[begin Input rows]

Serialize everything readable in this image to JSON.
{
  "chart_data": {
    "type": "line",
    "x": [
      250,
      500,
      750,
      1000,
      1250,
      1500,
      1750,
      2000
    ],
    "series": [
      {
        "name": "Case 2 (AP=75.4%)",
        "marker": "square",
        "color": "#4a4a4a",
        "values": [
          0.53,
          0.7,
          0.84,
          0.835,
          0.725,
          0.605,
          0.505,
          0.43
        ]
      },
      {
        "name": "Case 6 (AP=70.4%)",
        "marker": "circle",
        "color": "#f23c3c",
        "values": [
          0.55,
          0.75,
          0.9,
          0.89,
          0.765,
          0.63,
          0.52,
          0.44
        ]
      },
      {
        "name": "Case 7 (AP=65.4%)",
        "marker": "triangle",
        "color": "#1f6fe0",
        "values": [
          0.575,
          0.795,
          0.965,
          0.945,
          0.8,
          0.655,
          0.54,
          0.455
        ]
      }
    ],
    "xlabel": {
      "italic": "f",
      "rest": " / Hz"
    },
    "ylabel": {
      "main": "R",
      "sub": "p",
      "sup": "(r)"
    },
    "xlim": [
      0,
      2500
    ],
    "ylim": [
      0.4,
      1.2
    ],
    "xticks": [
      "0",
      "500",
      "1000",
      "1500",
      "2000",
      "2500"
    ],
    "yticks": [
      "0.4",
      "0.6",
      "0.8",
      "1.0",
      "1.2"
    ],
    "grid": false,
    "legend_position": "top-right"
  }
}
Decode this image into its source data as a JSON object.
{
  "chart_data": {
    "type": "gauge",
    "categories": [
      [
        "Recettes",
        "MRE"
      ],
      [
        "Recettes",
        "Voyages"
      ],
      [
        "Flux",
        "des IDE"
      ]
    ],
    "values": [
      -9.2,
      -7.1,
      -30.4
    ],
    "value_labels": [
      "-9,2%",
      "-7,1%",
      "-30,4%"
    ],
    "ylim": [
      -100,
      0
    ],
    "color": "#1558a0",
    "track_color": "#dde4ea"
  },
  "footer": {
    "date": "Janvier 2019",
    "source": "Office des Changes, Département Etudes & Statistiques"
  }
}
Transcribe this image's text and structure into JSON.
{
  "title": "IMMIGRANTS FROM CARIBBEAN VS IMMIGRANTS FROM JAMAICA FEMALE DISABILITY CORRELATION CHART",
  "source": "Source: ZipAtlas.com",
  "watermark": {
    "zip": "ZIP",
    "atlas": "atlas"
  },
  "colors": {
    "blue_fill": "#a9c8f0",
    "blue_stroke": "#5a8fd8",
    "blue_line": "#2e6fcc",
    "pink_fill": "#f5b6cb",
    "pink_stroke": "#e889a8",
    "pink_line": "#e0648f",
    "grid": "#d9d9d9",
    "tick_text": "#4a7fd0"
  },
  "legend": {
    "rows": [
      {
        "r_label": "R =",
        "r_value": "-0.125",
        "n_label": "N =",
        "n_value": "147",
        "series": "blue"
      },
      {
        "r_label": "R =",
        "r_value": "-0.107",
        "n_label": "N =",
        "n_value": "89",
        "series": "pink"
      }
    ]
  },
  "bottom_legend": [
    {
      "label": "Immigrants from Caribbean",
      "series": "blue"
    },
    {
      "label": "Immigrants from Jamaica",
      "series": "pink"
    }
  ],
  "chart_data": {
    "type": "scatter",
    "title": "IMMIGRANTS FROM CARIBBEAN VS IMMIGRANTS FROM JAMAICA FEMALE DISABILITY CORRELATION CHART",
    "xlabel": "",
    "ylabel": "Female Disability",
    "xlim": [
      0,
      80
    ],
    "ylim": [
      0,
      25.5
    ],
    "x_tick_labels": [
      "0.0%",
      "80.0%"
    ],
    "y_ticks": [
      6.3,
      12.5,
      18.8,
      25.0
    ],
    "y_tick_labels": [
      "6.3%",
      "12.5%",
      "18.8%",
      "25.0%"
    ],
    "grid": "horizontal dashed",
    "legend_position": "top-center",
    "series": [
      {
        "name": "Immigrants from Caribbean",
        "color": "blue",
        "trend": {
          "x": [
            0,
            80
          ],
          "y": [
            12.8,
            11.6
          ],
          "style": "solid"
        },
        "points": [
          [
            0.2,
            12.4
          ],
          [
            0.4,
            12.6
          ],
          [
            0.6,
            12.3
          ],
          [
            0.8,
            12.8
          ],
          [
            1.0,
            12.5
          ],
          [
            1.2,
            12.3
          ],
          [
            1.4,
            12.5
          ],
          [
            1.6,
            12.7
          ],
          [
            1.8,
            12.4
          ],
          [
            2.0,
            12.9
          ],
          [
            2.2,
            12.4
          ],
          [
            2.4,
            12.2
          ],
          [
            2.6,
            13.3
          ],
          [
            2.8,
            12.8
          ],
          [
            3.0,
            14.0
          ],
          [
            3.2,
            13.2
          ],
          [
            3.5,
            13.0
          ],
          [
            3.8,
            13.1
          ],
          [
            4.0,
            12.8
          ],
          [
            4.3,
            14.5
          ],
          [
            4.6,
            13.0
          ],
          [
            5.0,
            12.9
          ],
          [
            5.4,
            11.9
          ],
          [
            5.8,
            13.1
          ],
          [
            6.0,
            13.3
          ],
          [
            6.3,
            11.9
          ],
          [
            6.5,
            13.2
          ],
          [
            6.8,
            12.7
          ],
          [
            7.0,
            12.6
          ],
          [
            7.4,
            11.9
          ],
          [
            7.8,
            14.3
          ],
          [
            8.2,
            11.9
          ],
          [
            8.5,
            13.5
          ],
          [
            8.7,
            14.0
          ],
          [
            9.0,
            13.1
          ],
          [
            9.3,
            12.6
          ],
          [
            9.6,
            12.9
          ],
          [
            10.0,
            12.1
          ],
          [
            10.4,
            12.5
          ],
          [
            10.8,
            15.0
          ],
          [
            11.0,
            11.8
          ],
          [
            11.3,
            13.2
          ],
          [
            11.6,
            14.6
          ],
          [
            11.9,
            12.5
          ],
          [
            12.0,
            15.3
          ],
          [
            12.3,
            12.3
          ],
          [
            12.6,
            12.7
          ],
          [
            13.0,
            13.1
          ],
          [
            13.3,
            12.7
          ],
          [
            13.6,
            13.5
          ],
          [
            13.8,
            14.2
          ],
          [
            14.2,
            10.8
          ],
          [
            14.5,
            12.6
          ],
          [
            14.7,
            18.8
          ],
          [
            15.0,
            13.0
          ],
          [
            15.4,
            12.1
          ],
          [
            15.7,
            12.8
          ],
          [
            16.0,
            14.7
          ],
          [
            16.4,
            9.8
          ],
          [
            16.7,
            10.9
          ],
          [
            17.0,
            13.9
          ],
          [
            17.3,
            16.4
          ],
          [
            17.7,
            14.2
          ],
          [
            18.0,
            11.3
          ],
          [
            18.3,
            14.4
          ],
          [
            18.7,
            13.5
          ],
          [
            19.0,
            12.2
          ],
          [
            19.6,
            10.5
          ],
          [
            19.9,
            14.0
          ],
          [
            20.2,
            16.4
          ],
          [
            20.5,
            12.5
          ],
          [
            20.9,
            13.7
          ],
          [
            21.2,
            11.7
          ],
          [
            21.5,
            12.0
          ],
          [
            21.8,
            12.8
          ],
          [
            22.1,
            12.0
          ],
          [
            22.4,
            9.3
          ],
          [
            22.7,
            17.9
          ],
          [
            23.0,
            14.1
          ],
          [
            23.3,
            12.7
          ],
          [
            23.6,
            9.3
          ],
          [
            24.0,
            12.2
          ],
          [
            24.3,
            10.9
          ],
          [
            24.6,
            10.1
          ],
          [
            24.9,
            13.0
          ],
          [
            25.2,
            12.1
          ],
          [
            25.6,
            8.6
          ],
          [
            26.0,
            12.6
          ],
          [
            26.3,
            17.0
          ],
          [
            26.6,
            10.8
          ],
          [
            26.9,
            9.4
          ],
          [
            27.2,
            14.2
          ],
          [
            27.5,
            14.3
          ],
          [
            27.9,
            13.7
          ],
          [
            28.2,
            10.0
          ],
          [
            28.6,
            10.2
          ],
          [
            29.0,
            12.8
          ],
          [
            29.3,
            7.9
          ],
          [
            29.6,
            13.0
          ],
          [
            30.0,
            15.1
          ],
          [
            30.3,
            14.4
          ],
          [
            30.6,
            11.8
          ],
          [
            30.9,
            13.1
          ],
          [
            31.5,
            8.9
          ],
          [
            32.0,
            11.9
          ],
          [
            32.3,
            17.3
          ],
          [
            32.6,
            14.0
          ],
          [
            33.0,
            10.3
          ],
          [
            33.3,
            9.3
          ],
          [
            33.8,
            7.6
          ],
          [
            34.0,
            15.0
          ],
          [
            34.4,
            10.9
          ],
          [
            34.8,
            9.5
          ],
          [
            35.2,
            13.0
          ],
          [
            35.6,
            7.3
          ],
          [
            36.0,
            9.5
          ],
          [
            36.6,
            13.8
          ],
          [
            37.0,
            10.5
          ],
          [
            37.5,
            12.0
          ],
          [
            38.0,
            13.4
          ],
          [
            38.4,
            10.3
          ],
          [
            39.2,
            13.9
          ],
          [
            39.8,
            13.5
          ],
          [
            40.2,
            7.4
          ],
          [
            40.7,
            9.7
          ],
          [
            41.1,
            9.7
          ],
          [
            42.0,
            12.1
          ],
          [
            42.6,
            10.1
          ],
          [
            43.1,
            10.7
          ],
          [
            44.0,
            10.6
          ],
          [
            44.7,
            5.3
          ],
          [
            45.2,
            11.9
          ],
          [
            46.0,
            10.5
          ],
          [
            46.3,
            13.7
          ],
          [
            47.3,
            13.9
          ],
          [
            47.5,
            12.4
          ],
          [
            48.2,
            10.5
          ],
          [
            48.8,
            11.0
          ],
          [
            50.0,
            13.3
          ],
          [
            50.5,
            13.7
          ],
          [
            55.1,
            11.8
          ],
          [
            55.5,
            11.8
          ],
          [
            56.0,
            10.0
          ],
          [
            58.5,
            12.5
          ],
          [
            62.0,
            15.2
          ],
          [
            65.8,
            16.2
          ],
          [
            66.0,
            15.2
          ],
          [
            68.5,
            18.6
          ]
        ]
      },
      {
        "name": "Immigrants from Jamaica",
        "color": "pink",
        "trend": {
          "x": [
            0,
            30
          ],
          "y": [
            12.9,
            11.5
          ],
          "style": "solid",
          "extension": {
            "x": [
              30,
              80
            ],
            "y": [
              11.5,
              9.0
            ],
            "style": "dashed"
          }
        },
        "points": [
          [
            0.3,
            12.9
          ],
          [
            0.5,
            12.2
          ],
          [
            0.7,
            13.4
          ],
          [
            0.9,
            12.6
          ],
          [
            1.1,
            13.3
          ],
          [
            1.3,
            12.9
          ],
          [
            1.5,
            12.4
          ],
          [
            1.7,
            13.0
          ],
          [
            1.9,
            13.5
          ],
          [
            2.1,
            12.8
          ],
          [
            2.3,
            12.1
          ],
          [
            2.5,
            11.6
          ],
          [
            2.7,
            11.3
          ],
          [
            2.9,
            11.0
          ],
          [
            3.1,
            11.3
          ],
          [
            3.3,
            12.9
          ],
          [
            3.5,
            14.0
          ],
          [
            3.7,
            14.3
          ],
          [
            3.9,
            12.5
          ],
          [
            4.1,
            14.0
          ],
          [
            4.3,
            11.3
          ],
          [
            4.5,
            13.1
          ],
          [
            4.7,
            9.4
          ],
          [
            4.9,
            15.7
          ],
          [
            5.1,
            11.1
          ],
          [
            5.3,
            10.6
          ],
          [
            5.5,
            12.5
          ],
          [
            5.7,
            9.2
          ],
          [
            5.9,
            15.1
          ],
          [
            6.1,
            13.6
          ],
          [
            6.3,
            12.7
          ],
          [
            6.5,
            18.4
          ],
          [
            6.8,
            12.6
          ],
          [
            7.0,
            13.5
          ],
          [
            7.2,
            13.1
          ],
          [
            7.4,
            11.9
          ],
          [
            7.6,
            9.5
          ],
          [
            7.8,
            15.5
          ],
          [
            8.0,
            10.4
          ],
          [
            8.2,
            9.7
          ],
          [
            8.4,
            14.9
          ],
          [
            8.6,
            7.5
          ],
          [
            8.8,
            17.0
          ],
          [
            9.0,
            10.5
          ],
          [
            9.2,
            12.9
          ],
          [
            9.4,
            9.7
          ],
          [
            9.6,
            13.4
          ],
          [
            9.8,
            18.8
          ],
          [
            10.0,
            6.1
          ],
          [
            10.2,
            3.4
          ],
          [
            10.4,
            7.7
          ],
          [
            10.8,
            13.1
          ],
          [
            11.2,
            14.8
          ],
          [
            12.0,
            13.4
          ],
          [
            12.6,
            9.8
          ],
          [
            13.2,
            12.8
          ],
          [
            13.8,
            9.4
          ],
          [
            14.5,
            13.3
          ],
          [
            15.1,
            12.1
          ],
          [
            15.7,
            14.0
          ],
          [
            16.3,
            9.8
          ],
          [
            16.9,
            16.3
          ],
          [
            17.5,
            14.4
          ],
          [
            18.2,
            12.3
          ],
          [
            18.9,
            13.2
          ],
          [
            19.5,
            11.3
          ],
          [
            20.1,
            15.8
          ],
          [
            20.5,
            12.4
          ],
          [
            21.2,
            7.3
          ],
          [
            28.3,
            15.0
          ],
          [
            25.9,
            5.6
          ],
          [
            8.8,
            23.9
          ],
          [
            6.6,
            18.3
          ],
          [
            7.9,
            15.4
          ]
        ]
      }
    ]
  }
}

[end Input rows]

● **Given exercise**
Go through the material line by line. Show each line that contains the string "grid".

● **Complete output**
    "grid": false,
    "grid": "#d9d9d9",
    "grid": "horizontal dashed",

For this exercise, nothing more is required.